EXERCISE BRIEF:
Every line below is to be quoted exactly, with nothing added or dropped.

*** EXERCISE INPUT

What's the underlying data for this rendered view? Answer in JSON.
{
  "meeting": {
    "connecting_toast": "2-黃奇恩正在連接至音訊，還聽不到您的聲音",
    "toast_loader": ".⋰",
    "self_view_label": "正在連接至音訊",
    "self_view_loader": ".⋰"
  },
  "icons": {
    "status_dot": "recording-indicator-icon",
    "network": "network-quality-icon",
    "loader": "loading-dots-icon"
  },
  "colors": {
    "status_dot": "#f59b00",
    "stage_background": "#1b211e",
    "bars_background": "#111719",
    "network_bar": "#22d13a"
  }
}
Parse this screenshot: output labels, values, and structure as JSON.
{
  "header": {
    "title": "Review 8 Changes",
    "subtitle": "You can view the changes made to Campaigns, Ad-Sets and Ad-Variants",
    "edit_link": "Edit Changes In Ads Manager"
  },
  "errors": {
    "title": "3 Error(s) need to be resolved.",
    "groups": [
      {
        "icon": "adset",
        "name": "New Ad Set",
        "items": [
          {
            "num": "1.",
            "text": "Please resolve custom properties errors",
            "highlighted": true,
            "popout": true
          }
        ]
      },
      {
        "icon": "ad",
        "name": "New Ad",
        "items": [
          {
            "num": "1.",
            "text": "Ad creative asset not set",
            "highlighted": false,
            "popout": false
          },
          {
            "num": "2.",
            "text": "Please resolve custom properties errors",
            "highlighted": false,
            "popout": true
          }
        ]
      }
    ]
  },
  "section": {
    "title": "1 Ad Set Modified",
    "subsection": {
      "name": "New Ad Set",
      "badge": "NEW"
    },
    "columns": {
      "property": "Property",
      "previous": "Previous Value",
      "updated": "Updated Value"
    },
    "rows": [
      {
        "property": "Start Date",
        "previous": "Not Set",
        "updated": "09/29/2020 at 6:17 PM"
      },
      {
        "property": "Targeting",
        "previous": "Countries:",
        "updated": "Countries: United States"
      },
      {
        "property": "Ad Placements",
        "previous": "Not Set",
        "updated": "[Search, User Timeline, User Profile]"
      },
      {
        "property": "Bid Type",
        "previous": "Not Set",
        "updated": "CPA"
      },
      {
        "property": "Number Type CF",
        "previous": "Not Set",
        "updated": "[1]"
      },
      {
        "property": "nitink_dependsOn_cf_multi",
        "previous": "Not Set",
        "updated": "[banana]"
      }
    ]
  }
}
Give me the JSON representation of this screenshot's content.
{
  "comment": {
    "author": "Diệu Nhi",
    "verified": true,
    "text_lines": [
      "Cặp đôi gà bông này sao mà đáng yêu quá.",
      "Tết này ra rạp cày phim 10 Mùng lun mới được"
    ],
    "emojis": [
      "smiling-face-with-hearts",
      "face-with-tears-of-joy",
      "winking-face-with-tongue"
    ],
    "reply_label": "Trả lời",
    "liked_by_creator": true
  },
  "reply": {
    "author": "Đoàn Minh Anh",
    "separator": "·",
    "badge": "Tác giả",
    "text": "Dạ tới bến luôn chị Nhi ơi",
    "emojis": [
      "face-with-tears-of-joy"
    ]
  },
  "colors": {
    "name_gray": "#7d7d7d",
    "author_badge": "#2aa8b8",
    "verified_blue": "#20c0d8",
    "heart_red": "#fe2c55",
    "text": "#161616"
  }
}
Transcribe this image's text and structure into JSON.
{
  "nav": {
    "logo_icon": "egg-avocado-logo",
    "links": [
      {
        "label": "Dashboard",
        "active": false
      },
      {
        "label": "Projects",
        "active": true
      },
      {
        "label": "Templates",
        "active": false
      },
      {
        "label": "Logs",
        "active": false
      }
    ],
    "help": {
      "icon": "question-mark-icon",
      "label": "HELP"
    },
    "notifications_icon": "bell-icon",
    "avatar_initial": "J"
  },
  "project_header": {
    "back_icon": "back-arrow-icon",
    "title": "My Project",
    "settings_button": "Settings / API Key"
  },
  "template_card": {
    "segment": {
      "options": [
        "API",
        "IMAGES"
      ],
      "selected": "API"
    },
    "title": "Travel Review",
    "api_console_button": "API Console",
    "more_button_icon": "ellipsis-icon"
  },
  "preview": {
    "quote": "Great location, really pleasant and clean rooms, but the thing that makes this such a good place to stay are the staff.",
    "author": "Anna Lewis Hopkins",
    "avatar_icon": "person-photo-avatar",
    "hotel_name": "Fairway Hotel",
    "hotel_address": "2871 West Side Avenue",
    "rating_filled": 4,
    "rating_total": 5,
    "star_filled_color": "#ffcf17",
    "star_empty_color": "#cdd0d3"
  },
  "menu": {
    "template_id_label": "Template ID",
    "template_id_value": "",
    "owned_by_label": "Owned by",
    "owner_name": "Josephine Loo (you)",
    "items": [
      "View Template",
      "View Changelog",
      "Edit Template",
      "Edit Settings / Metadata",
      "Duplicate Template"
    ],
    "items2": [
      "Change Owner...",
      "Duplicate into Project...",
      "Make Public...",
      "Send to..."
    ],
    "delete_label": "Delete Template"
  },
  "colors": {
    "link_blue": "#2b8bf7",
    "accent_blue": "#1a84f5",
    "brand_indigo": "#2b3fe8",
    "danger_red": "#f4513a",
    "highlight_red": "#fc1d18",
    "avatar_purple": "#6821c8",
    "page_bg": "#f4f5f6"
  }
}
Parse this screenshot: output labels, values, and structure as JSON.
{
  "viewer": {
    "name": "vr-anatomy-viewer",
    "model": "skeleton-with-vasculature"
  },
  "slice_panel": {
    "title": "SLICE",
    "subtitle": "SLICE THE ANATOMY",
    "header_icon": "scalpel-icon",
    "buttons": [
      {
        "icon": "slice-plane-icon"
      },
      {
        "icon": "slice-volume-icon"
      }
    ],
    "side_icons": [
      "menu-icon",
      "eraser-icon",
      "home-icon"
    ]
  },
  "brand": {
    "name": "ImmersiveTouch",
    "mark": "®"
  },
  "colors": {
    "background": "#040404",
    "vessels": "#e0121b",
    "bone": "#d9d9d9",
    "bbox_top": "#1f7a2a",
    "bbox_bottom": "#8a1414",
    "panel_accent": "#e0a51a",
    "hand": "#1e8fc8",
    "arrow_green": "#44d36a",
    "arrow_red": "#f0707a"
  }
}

******

THE COMPLETED TASK:
What's the underlying data for this rendered view? Answer in JSON.
{
  "meeting": {
    "connecting_toast": "2-黃奇恩正在連接至音訊，還聽不到您的聲音",
    "toast_loader": ".⋰",
    "self_view_label": "正在連接至音訊",
    "self_view_loader": ".⋰"
  },
  "icons": {
    "status_dot": "recording-indicator-icon",
    "network": "network-quality-icon",
    "loader": "loading-dots-icon"
  },
  "colors": {
    "status_dot": "#f59b00",
    "stage_background": "#1b211e",
    "bars_background": "#111719",
    "network_bar": "#22d13a"
  }
}
Parse this screenshot: output labels, values, and structure as JSON.
{
  "header": {
    "title": "Review 8 Changes",
    "subtitle": "You can view the changes made to Campaigns, Ad-Sets and Ad-Variants",
    "edit_link": "Edit Changes In Ads Manager"
  },
  "errors": {
    "title": "3 Error(s) need to be resolved.",
    "groups": [
      {
        "icon": "adset",
        "name": "New Ad Set",
        "items": [
          {
            "num": "1.",
            "text": "Please resolve custom properties errors",
            "highlighted": true,
            "popout": true
          }
        ]
      },
      {
        "icon": "ad",
        "name": "New Ad",
        "items": [
          {
            "num": "1.",
            "text": "Ad creative asset not set",
            "highlighted": false,
            "popout": false
          },
          {
            "num": "2.",
            "text": "Please resolve custom properties errors",
            "highlighted": false,
            "popout": true
          }
        ]
      }
    ]
  },
  "section": {
    "title": "1 Ad Set Modified",
    "subsection": {
      "name": "New Ad Set",
      "badge": "NEW"
    },
    "columns": {
      "property": "Property",
      "previous": "Previous Value",
      "updated": "Updated Value"
    },
    "rows": [
      {
        "property": "Start Date",
        "previous": "Not Set",
        "updated": "09/29/2020 at 6:17 PM"
      },
      {
        "property": "Targeting",
        "previous": "Countries:",
        "updated": "Countries: United States"
      },
      {
        "property": "Ad Placements",
        "previous": "Not Set",
        "updated": "[Search, User Timeline, User Profile]"
      },
      {
        "property": "Bid Type",
        "previous": "Not Set",
        "updated": "CPA"
      },
      {
        "property": "Number Type CF",
        "previous": "Not Set",
        "updated": "[1]"
      },
      {
        "property": "nitink_dependsOn_cf_multi",
        "previous": "Not Set",
        "updated": "[banana]"
      }
    ]
  }
}
Give me the JSON representation of this screenshot's content.
{
  "comment": {
    "author": "Diệu Nhi",
    "verified": true,
    "text_lines": [
      "Cặp đôi gà bông này sao mà đáng yêu quá.",
      "Tết này ra rạp cày phim 10 Mùng lun mới được"
    ],
    "emojis": [
      "smiling-face-with-hearts",
      "face-with-tears-of-joy",
      "winking-face-with-tongue"
    ],
    "reply_label": "Trả lời",
    "liked_by_creator": true
  },
  "reply": {
    "author": "Đoàn Minh Anh",
    "separator": "·",
    "badge": "Tác giả",
    "text": "Dạ tới bến luôn chị Nhi ơi",
    "emojis": [
      "face-with-tears-of-joy"
    ]
  },
  "colors": {
    "name_gray": "#7d7d7d",
    "author_badge": "#2aa8b8",
    "verified_blue": "#20c0d8",
    "heart_red": "#fe2c55",
    "text": "#161616"
  }
}
Transcribe this image's text and structure into JSON.
{
  "nav": {
    "logo_icon": "egg-avocado-logo",
    "links": [
      {
        "label": "Dashboard",
        "active": false
      },
      {
        "label": "Projects",
        "active": true
      },
      {
        "label": "Templates",
        "active": false
      },
      {
        "label": "Logs",
        "active": false
      }
    ],
    "help": {
      "icon": "question-mark-icon",
      "label": "HELP"
    },
    "notifications_icon": "bell-icon",
    "avatar_initial": "J"
  },
  "project_header": {
    "back_icon": "back-arrow-icon",
    "title": "My Project",
    "settings_button": "Settings / API Key"
  },
  "template_card": {
    "segment": {
      "options": [
        "API",
        "IMAGES"
      ],
      "selected": "API"
    },
    "title": "Travel Review",
    "api_console_button": "API Console",
    "more_button_icon": "ellipsis-icon"
  },
  "preview": {
    "quote": "Great location, really pleasant and clean rooms, but the thing that makes this such a good place to stay are the staff.",
    "author": "Anna Lewis Hopkins",
    "avatar_icon": "person-photo-avatar",
    "hotel_name": "Fairway Hotel",
    "hotel_address": "2871 West Side Avenue",
    "rating_filled": 4,
    "rating_total": 5,
    "star_filled_color": "#ffcf17",
    "star_empty_color": "#cdd0d3"
  },
  "menu": {
    "template_id_label": "Template ID",
    "template_id_value": "",
    "owned_by_label": "Owned by",
    "owner_name": "Josephine Loo (you)",
    "items": [
      "View Template",
      "View Changelog",
      "Edit Template",
      "Edit Settings / Metadata",
      "Duplicate Template"
    ],
    "items2": [
      "Change Owner...",
      "Duplicate into Project...",
      "Make Public...",
      "Send to..."
    ],
    "delete_label": "Delete Template"
  },
  "colors": {
    "link_blue": "#2b8bf7",
    "accent_blue": "#1a84f5",
    "brand_indigo": "#2b3fe8",
    "danger_red": "#f4513a",
    "highlight_red": "#fc1d18",
    "avatar_purple": "#6821c8",
    "page_bg": "#f4f5f6"
  }
}
Parse this screenshot: output labels, values, and structure as JSON.
{
  "viewer": {
    "name": "vr-anatomy-viewer",
    "model": "skeleton-with-vasculature"
  },
  "slice_panel": {
    "title": "SLICE",
    "subtitle": "SLICE THE ANATOMY",
    "header_icon": "scalpel-icon",
    "buttons": [
      {
        "icon": "slice-plane-icon"
      },
      {
        "icon": "slice-volume-icon"
      }
    ],
    "side_icons": [
      "menu-icon",
      "eraser-icon",
      "home-icon"
    ]
  },
  "brand": {
    "name": "ImmersiveTouch",
    "mark": "®"
  },
  "colors": {
    "background": "#040404",
    "vessels": "#e0121b",
    "bone": "#d9d9d9",
    "bbox_top": "#1f7a2a",
    "bbox_bottom": "#8a1414",
    "panel_accent": "#e0a51a",
    "hand": "#1e8fc8",
    "arrow_green": "#44d36a",
    "arrow_red": "#f0707a"
  }
}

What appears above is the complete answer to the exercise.